Supplied records |
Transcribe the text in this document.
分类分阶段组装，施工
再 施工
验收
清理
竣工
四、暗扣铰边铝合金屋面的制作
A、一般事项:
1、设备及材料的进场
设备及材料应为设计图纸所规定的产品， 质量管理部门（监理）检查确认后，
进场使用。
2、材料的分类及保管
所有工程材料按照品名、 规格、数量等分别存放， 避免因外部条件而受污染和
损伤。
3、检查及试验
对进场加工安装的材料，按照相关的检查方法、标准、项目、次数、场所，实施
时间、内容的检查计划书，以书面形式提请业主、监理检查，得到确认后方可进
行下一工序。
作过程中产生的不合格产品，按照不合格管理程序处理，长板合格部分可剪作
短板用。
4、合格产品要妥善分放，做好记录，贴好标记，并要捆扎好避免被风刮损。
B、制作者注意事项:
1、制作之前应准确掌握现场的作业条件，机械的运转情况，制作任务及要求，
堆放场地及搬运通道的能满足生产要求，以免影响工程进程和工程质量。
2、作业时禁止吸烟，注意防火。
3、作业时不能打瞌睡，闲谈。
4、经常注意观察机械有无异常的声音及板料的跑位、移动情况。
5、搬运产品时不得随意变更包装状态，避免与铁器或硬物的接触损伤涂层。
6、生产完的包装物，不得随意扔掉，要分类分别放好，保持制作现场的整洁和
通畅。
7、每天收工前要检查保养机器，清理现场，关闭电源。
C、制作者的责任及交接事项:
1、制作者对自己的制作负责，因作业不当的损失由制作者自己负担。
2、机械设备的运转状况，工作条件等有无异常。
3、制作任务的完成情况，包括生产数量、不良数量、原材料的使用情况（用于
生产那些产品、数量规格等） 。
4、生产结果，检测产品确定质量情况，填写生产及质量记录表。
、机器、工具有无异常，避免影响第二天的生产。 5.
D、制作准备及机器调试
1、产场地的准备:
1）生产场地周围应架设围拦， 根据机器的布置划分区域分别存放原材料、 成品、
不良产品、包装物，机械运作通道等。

Aim | Transcribe the whole listing with nothing added or left out.

Written response |
Transcribe the text in this document.
分类分阶段组装，施工
再 施工
验收
清理
竣工
四、暗扣铰边铝合金屋面的制作
A、一般事项:
1、设备及材料的进场
设备及材料应为设计图纸所规定的产品， 质量管理部门（监理）检查确认后，
进场使用。
2、材料的分类及保管
所有工程材料按照品名、 规格、数量等分别存放， 避免因外部条件而受污染和
损伤。
3、检查及试验
对进场加工安装的材料，按照相关的检查方法、标准、项目、次数、场所，实施
时间、内容的检查计划书，以书面形式提请业主、监理检查，得到确认后方可进
行下一工序。
作过程中产生的不合格产品，按照不合格管理程序处理，长板合格部分可剪作
短板用。
4、合格产品要妥善分放，做好记录，贴好标记，并要捆扎好避免被风刮损。
B、制作者注意事项:
1、制作之前应准确掌握现场的作业条件，机械的运转情况，制作任务及要求，
堆放场地及搬运通道的能满足生产要求，以免影响工程进程和工程质量。
2、作业时禁止吸烟，注意防火。
3、作业时不能打瞌睡，闲谈。
4、经常注意观察机械有无异常的声音及板料的跑位、移动情况。
5、搬运产品时不得随意变更包装状态，避免与铁器或硬物的接触损伤涂层。
6、生产完的包装物，不得随意扔掉，要分类分别放好，保持制作现场的整洁和
通畅。
7、每天收工前要检查保养机器，清理现场，关闭电源。
C、制作者的责任及交接事项:
1、制作者对自己的制作负责，因作业不当的损失由制作者自己负担。
2、机械设备的运转状况，工作条件等有无异常。
3、制作任务的完成情况，包括生产数量、不良数量、原材料的使用情况（用于
生产那些产品、数量规格等） 。
4、生产结果，检测产品确定质量情况，填写生产及质量记录表。
、机器、工具有无异常，避免影响第二天的生产。 5.
D、制作准备及机器调试
1、产场地的准备:
1）生产场地周围应架设围拦， 根据机器的布置划分区域分别存放原材料、 成品、
不良产品、包装物，机械运作通道等。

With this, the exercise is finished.